_The problem:_
Copy out each line of the material below that holds the string "Miniaturen".

_Input:_
#####
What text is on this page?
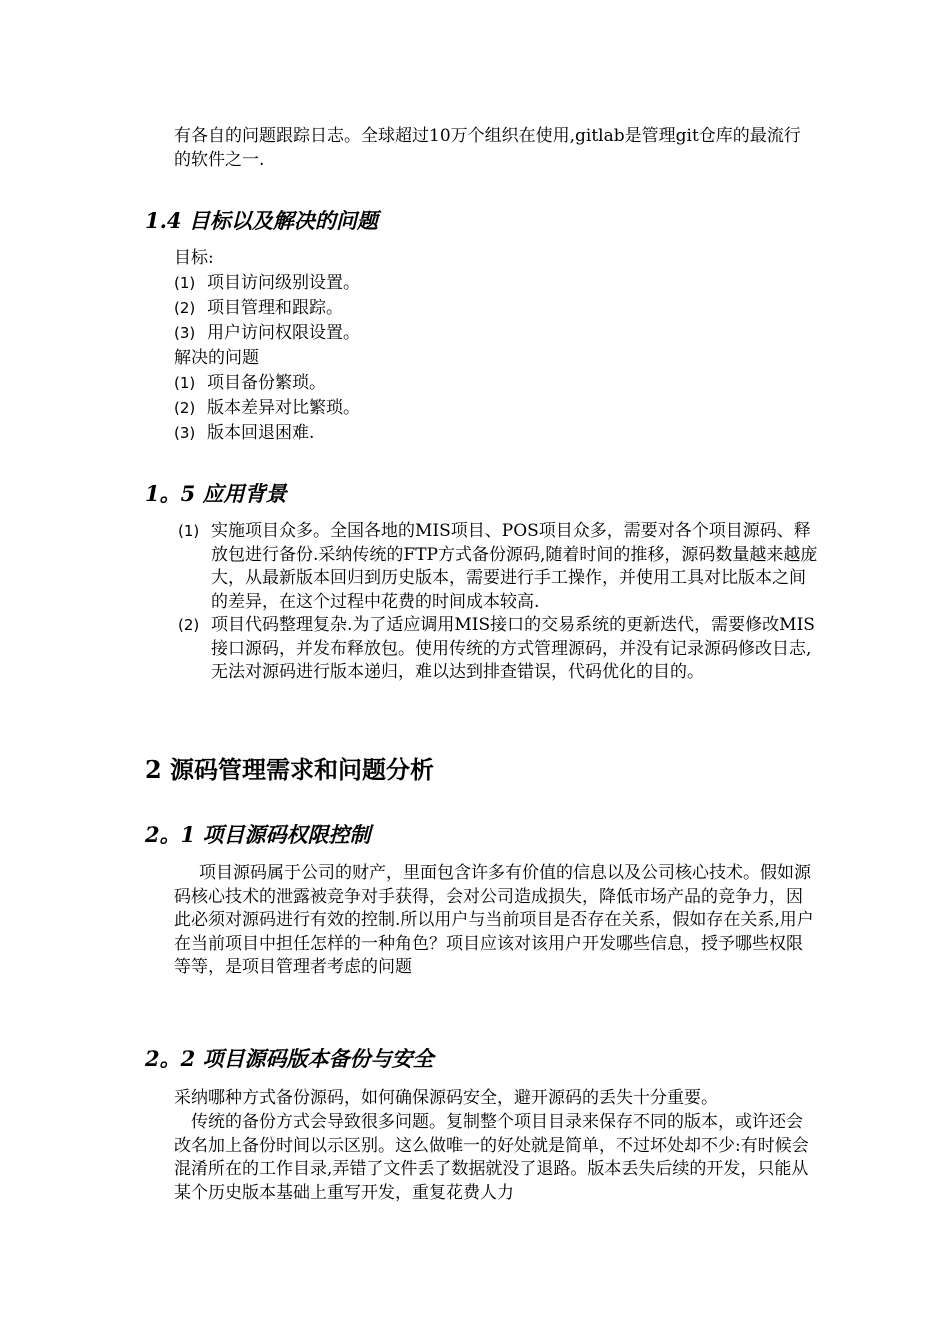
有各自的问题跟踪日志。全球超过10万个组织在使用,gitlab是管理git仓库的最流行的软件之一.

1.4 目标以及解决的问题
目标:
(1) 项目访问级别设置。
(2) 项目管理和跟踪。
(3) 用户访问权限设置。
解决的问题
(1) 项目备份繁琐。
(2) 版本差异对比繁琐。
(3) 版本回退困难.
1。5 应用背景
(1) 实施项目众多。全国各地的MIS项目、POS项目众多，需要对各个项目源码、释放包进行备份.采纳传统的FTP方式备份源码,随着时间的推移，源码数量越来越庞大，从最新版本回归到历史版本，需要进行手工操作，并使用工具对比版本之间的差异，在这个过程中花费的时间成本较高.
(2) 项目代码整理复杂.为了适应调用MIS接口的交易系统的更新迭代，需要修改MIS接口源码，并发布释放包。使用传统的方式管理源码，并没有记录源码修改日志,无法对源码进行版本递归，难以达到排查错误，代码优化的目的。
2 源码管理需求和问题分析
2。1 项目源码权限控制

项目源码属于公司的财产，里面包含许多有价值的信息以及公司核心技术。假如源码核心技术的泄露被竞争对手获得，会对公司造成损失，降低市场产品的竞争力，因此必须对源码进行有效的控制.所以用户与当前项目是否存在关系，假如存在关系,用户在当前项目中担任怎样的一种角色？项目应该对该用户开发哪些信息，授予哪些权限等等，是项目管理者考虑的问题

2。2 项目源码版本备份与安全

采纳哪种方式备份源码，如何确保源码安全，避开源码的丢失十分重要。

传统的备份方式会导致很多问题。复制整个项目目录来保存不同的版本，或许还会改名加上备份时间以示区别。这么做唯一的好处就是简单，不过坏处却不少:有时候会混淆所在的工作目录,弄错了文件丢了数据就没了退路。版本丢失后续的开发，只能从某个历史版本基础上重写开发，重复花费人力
#####
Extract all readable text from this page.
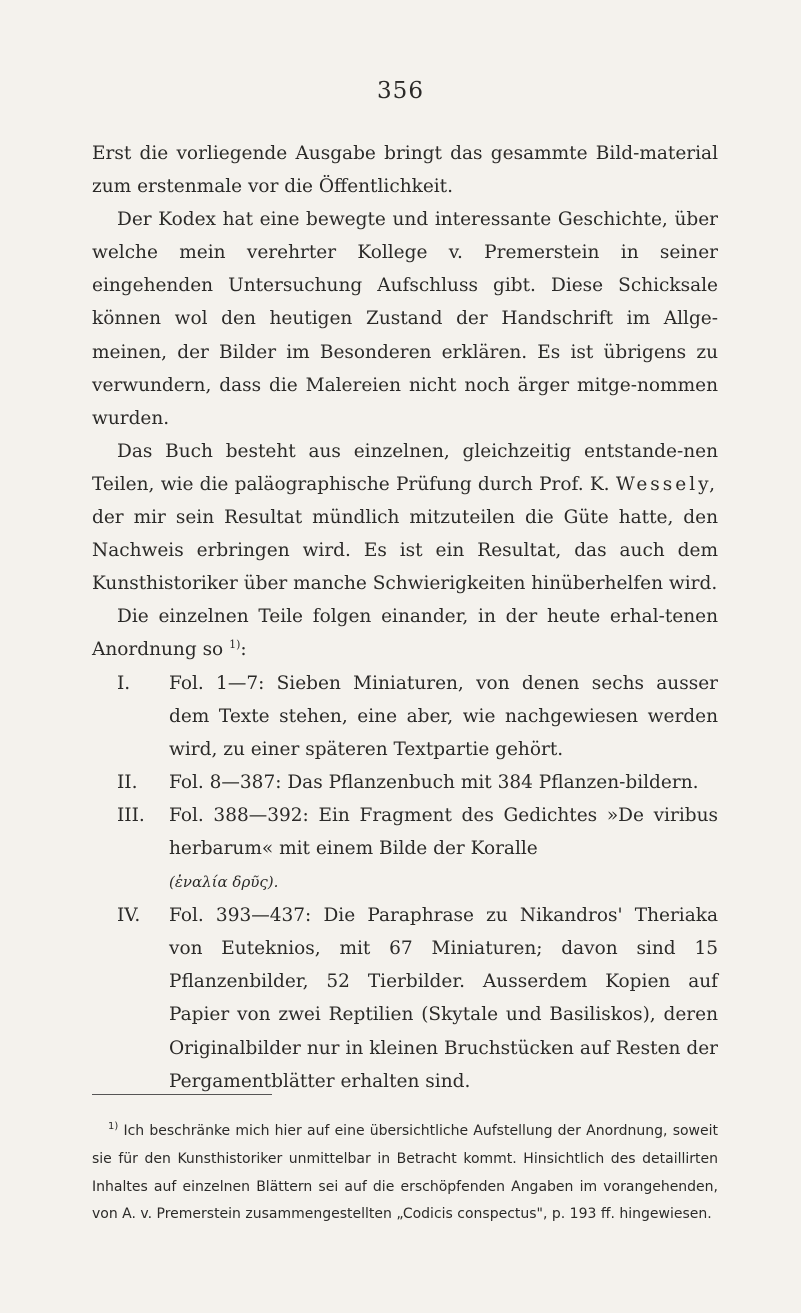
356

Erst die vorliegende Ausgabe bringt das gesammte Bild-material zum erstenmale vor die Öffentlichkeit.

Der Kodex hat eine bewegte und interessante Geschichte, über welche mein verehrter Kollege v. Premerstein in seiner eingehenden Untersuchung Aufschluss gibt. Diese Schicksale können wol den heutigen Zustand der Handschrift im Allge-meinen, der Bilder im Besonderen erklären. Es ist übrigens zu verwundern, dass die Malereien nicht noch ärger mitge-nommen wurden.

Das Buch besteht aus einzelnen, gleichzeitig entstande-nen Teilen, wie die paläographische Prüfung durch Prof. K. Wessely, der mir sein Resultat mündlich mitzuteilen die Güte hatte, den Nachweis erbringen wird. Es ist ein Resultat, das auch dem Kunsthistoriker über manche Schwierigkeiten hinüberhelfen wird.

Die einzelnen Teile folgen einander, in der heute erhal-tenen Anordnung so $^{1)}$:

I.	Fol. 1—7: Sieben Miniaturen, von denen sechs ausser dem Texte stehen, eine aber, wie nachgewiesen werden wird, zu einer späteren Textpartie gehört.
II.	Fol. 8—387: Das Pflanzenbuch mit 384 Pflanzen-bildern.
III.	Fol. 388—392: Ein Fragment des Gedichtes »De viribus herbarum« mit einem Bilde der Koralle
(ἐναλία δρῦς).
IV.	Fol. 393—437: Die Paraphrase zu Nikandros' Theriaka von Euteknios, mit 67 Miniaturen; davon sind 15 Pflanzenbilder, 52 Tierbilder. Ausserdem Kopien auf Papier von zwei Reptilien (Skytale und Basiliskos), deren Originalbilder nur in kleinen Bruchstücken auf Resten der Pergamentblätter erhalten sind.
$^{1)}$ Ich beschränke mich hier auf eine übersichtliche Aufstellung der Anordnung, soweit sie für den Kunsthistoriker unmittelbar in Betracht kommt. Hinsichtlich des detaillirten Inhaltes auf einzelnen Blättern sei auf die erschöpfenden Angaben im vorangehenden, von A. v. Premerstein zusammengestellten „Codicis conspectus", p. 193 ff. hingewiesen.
#####
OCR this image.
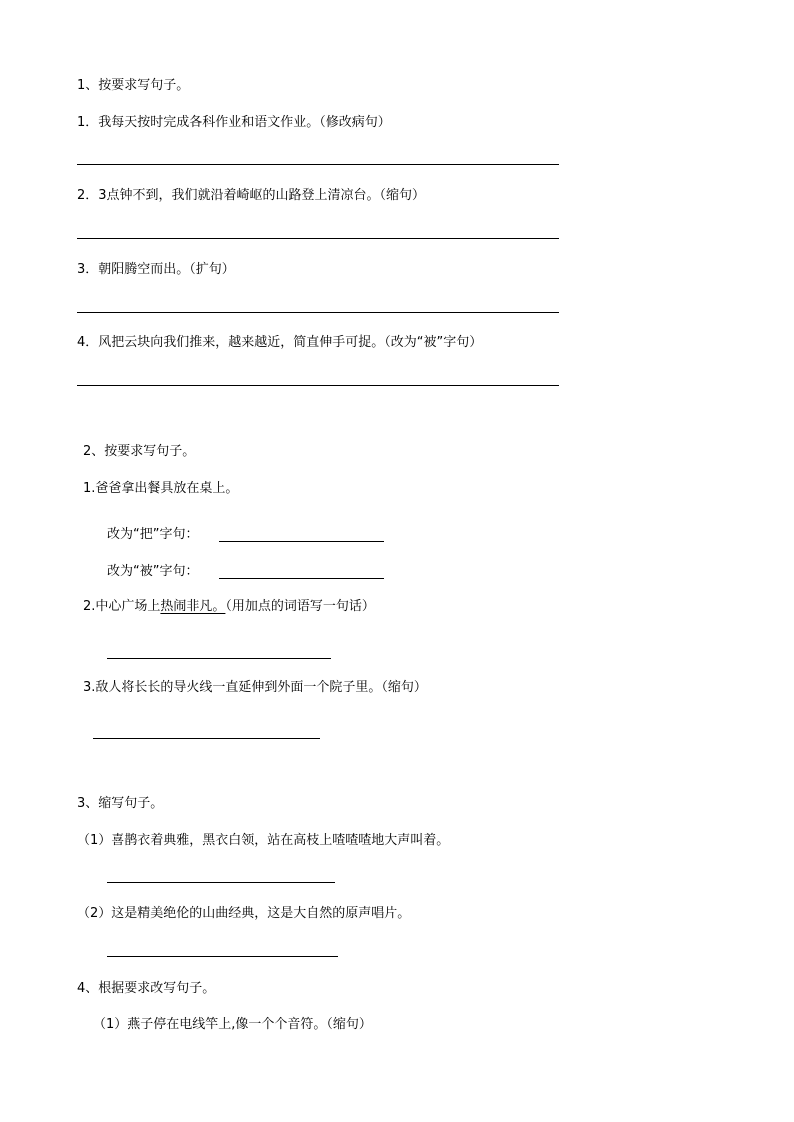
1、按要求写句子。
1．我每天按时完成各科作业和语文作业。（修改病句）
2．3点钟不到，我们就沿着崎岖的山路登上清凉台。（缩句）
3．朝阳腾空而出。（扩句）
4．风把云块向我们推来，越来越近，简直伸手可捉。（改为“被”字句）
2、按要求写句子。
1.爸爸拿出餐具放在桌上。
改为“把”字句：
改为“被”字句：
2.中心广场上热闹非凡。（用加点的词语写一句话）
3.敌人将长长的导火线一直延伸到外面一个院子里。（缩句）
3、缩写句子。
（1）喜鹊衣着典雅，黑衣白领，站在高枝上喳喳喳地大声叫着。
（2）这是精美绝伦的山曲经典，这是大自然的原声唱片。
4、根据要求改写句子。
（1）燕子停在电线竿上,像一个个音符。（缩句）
#####
_Problem solution:_
I.	Fol. 1—7: Sieben Miniaturen, von denen sechs ausser dem Texte stehen, eine aber, wie nachgewiesen werden wird, zu einer späteren Textpartie gehört.
IV.	Fol. 393—437: Die Paraphrase zu Nikandros' Theriaka von Euteknios, mit 67 Miniaturen; davon sind 15 Pflanzenbilder, 52 Tierbilder. Ausserdem Kopien auf Papier von zwei Reptilien (Skytale und Basiliskos), deren Originalbilder nur in kleinen Bruchstücken auf Resten der Pergamentblätter erhalten sind.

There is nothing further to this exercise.